▶ [Exercise task]: Every record should be written out exactly, with the pictures left out.

Collected data entries

· · · · · · ·

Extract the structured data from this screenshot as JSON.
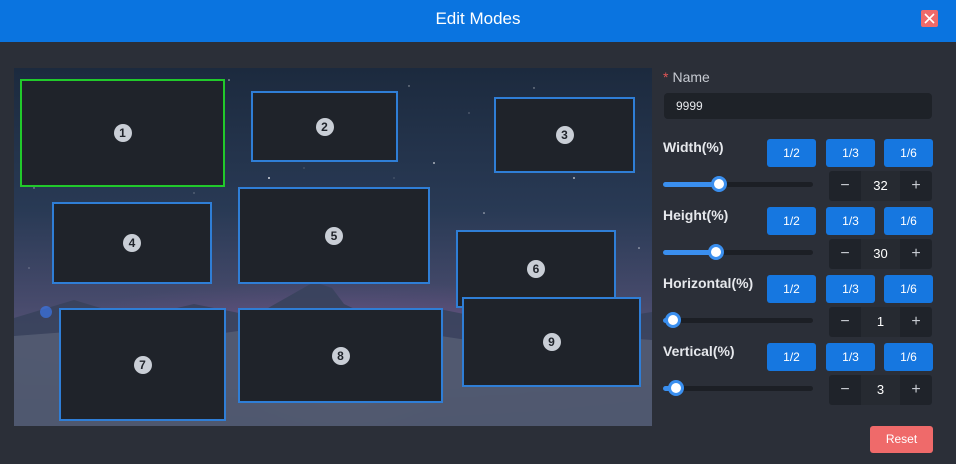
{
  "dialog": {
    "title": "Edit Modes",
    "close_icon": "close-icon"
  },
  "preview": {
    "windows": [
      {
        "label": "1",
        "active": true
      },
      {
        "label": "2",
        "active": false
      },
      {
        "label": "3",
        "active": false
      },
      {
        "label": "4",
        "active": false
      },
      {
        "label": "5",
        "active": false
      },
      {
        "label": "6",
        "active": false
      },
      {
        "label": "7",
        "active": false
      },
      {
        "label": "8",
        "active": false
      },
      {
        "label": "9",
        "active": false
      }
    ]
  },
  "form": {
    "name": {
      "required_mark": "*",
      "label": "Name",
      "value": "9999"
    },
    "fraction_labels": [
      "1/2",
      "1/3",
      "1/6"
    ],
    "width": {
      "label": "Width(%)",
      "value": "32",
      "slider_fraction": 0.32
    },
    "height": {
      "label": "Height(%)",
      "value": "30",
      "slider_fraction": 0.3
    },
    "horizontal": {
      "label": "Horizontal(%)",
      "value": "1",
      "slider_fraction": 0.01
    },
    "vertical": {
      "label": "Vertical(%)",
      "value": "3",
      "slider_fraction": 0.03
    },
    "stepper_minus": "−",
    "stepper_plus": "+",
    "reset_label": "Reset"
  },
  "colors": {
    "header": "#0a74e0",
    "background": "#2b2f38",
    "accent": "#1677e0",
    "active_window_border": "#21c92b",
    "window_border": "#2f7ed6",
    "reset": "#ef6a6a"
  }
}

· · · · · · ·

▶ [Written reply]:
Extract the structured data from this screenshot as JSON.
{
  "dialog": {
    "title": "Edit Modes",
    "close_icon": "close-icon"
  },
  "preview": {
    "windows": [
      {
        "label": "1",
        "active": true
      },
      {
        "label": "2",
        "active": false
      },
      {
        "label": "3",
        "active": false
      },
      {
        "label": "4",
        "active": false
      },
      {
        "label": "5",
        "active": false
      },
      {
        "label": "6",
        "active": false
      },
      {
        "label": "7",
        "active": false
      },
      {
        "label": "8",
        "active": false
      },
      {
        "label": "9",
        "active": false
      }
    ]
  },
  "form": {
    "name": {
      "required_mark": "*",
      "label": "Name",
      "value": "9999"
    },
    "fraction_labels": [
      "1/2",
      "1/3",
      "1/6"
    ],
    "width": {
      "label": "Width(%)",
      "value": "32",
      "slider_fraction": 0.32
    },
    "height": {
      "label": "Height(%)",
      "value": "30",
      "slider_fraction": 0.3
    },
    "horizontal": {
      "label": "Horizontal(%)",
      "value": "1",
      "slider_fraction": 0.01
    },
    "vertical": {
      "label": "Vertical(%)",
      "value": "3",
      "slider_fraction": 0.03
    },
    "stepper_minus": "−",
    "stepper_plus": "+",
    "reset_label": "Reset"
  },
  "colors": {
    "header": "#0a74e0",
    "background": "#2b2f38",
    "accent": "#1677e0",
    "active_window_border": "#21c92b",
    "window_border": "#2f7ed6",
    "reset": "#ef6a6a"
  }
}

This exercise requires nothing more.